---------- Materials provided ----------

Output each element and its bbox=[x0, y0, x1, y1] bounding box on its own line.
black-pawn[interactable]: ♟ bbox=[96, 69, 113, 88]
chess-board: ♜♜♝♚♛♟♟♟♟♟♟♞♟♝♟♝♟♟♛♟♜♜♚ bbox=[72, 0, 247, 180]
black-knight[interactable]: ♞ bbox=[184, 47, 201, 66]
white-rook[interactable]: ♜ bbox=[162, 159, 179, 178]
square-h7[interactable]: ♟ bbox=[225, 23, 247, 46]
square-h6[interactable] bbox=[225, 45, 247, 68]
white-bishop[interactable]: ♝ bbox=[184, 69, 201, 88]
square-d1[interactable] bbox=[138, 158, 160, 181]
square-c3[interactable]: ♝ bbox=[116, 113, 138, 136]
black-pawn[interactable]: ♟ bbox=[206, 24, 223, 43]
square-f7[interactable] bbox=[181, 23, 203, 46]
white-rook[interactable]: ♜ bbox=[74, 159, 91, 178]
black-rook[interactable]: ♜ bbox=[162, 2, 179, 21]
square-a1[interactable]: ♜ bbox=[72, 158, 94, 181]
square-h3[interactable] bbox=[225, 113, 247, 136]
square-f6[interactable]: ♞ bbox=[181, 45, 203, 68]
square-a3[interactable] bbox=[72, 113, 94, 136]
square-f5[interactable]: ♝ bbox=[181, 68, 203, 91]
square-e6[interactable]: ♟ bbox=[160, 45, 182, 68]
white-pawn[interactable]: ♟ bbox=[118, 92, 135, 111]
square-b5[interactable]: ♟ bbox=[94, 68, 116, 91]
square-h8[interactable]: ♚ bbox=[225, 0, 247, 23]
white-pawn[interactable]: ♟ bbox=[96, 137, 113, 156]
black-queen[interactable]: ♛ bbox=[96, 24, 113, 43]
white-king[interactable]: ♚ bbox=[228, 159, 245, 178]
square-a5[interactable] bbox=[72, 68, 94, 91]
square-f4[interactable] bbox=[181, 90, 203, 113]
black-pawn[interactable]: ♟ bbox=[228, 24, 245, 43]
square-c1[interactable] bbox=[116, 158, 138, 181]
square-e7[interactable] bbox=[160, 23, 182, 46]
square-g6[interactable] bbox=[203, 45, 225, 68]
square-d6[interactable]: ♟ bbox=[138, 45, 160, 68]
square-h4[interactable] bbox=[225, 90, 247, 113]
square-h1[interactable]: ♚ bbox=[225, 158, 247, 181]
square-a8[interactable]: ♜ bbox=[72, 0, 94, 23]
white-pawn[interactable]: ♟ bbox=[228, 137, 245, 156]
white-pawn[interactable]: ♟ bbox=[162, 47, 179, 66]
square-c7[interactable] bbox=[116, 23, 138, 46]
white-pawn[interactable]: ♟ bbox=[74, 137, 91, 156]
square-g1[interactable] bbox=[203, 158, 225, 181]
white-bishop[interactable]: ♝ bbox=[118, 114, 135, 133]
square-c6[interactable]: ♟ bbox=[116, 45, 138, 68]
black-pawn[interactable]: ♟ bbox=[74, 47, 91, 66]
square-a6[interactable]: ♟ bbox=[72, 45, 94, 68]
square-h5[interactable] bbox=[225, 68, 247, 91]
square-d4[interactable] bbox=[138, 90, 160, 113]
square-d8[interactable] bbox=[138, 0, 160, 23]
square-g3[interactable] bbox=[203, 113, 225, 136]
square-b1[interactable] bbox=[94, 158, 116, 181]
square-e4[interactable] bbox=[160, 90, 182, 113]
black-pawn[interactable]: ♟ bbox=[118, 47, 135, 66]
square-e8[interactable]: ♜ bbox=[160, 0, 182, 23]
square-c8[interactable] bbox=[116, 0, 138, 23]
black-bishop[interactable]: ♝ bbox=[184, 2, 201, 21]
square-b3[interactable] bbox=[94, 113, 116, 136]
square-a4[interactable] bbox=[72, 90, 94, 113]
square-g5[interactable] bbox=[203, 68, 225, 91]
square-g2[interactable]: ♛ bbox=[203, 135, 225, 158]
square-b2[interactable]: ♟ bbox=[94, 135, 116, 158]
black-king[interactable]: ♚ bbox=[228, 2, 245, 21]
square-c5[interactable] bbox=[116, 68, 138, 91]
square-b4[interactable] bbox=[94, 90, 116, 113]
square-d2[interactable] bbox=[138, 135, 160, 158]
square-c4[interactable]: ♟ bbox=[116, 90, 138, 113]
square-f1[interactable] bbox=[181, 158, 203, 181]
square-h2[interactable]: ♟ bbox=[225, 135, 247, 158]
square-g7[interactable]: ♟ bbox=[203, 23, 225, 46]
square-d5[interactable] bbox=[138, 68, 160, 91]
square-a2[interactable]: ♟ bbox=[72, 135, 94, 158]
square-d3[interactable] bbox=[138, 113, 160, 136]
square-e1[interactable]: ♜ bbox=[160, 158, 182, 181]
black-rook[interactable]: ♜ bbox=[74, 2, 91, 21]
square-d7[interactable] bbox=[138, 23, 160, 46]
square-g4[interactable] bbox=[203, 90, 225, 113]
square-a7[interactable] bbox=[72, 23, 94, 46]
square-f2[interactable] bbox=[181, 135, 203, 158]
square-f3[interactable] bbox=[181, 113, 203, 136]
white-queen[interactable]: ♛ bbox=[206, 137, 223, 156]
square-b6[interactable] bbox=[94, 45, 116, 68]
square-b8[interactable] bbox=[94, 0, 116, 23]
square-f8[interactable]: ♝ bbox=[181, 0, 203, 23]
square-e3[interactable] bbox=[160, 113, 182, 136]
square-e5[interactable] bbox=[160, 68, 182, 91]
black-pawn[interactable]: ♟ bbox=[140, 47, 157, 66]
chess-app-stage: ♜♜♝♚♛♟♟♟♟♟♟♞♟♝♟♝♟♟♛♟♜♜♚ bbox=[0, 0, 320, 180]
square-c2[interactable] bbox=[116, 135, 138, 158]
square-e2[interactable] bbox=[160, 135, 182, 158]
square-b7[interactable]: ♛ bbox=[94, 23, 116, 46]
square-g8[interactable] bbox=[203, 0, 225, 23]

----------

Short exercise: Rewrite the entries from the beginning through the line containing "square-a8[interactable]: ♜ bbox=[72, 0, 94, 23]", switching every "interactable" to "clickable" and leaving all else unchanged.

Written response:
Output each element and its bbox=[x0, y0, x1, y1] bounding box on its own line.
black-pawn[clickable]: ♟ bbox=[96, 69, 113, 88]
chess-board: ♜♜♝♚♛♟♟♟♟♟♟♞♟♝♟♝♟♟♛♟♜♜♚ bbox=[72, 0, 247, 180]
black-knight[clickable]: ♞ bbox=[184, 47, 201, 66]
white-rook[clickable]: ♜ bbox=[162, 159, 179, 178]
square-h7[clickable]: ♟ bbox=[225, 23, 247, 46]
square-h6[clickable] bbox=[225, 45, 247, 68]
white-bishop[clickable]: ♝ bbox=[184, 69, 201, 88]
square-d1[clickable] bbox=[138, 158, 160, 181]
square-c3[clickable]: ♝ bbox=[116, 113, 138, 136]
black-pawn[clickable]: ♟ bbox=[206, 24, 223, 43]
square-f7[clickable] bbox=[181, 23, 203, 46]
white-rook[clickable]: ♜ bbox=[74, 159, 91, 178]
black-rook[clickable]: ♜ bbox=[162, 2, 179, 21]
square-a1[clickable]: ♜ bbox=[72, 158, 94, 181]
square-h3[clickable] bbox=[225, 113, 247, 136]
square-f6[clickable]: ♞ bbox=[181, 45, 203, 68]
square-a3[clickable] bbox=[72, 113, 94, 136]
square-f5[clickable]: ♝ bbox=[181, 68, 203, 91]
square-e6[clickable]: ♟ bbox=[160, 45, 182, 68]
white-pawn[clickable]: ♟ bbox=[118, 92, 135, 111]
square-b5[clickable]: ♟ bbox=[94, 68, 116, 91]
square-h8[clickable]: ♚ bbox=[225, 0, 247, 23]
white-pawn[clickable]: ♟ bbox=[96, 137, 113, 156]
black-queen[clickable]: ♛ bbox=[96, 24, 113, 43]
white-king[clickable]: ♚ bbox=[228, 159, 245, 178]
square-a5[clickable] bbox=[72, 68, 94, 91]
square-f4[clickable] bbox=[181, 90, 203, 113]
black-pawn[clickable]: ♟ bbox=[228, 24, 245, 43]
square-c1[clickable] bbox=[116, 158, 138, 181]
square-e7[clickable] bbox=[160, 23, 182, 46]
square-g6[clickable] bbox=[203, 45, 225, 68]
square-d6[clickable]: ♟ bbox=[138, 45, 160, 68]
square-h4[clickable] bbox=[225, 90, 247, 113]
square-h1[clickable]: ♚ bbox=[225, 158, 247, 181]
square-a8[clickable]: ♜ bbox=[72, 0, 94, 23]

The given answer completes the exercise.